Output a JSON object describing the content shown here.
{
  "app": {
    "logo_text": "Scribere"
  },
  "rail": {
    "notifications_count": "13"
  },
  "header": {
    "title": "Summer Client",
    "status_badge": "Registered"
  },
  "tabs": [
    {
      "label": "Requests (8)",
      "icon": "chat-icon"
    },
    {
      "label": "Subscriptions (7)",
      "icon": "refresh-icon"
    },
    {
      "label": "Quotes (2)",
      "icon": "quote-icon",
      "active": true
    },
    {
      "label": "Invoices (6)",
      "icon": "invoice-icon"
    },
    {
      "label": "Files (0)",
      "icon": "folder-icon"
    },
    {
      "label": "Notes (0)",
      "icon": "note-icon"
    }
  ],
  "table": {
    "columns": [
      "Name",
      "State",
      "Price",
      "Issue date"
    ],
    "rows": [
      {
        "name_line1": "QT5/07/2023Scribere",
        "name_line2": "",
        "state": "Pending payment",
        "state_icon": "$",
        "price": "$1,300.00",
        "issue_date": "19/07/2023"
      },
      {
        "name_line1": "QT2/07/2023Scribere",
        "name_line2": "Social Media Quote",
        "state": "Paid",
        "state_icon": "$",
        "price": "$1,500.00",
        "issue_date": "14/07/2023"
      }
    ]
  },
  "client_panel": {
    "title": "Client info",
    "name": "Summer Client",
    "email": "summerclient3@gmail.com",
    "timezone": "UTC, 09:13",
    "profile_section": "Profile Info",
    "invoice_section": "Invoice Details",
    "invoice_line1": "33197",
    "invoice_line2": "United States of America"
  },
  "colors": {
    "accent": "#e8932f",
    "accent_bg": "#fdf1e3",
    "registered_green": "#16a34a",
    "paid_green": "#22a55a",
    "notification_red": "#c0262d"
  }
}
---+---
• **Goal**: Return what is listed above, exactly and completely.

• **Output of the task**:
Output a JSON object describing the content shown here.
{
  "app": {
    "logo_text": "Scribere"
  },
  "rail": {
    "notifications_count": "13"
  },
  "header": {
    "title": "Summer Client",
    "status_badge": "Registered"
  },
  "tabs": [
    {
      "label": "Requests (8)",
      "icon": "chat-icon"
    },
    {
      "label": "Subscriptions (7)",
      "icon": "refresh-icon"
    },
    {
      "label": "Quotes (2)",
      "icon": "quote-icon",
      "active": true
    },
    {
      "label": "Invoices (6)",
      "icon": "invoice-icon"
    },
    {
      "label": "Files (0)",
      "icon": "folder-icon"
    },
    {
      "label": "Notes (0)",
      "icon": "note-icon"
    }
  ],
  "table": {
    "columns": [
      "Name",
      "State",
      "Price",
      "Issue date"
    ],
    "rows": [
      {
        "name_line1": "QT5/07/2023Scribere",
        "name_line2": "",
        "state": "Pending payment",
        "state_icon": "$",
        "price": "$1,300.00",
        "issue_date": "19/07/2023"
      },
      {
        "name_line1": "QT2/07/2023Scribere",
        "name_line2": "Social Media Quote",
        "state": "Paid",
        "state_icon": "$",
        "price": "$1,500.00",
        "issue_date": "14/07/2023"
      }
    ]
  },
  "client_panel": {
    "title": "Client info",
    "name": "Summer Client",
    "email": "summerclient3@gmail.com",
    "timezone": "UTC, 09:13",
    "profile_section": "Profile Info",
    "invoice_section": "Invoice Details",
    "invoice_line1": "33197",
    "invoice_line2": "United States of America"
  },
  "colors": {
    "accent": "#e8932f",
    "accent_bg": "#fdf1e3",
    "registered_green": "#16a34a",
    "paid_green": "#22a55a",
    "notification_red": "#c0262d"
  }
}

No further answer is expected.